**Task objective**
From the entries below, please gather each line containing the string "Name".

**Dataset**
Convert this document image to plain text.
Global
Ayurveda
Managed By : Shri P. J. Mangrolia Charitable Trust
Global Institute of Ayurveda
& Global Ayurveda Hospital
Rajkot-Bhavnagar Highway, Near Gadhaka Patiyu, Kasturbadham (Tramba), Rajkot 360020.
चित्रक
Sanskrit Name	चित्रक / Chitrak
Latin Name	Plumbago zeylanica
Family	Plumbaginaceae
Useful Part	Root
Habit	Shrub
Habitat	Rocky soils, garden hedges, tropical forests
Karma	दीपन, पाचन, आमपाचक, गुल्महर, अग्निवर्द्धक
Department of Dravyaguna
--
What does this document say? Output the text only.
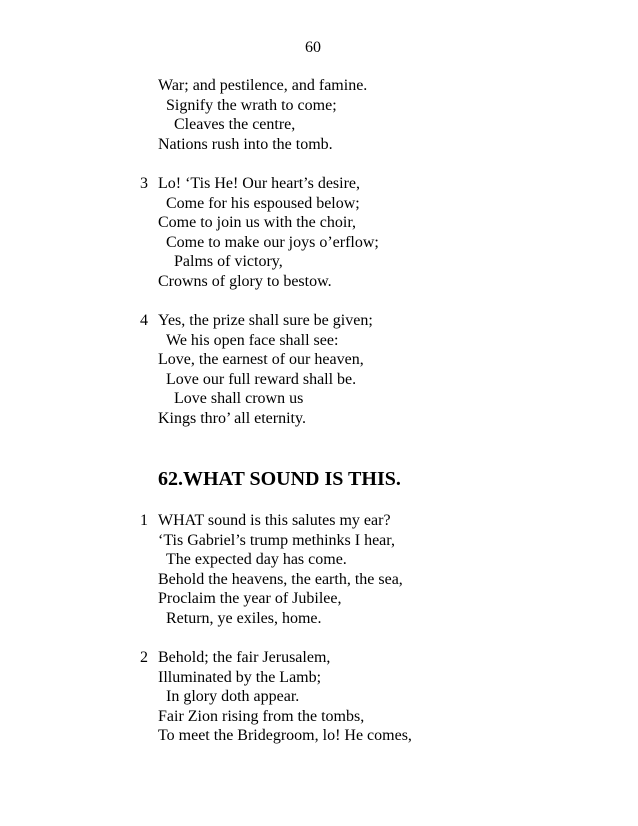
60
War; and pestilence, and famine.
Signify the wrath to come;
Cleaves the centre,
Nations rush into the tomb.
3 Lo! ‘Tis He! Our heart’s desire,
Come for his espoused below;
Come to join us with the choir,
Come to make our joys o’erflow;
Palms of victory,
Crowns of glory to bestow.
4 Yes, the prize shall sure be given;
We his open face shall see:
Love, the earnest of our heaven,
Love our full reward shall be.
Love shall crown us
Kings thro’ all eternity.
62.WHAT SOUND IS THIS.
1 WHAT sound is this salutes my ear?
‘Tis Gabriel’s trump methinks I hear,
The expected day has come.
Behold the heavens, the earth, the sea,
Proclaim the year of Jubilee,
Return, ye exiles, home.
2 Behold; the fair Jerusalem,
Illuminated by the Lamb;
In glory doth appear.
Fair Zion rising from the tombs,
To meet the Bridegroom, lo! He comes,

**Full response**
Sanskrit Name	चित्रक / Chitrak
Latin Name	Plumbago zeylanica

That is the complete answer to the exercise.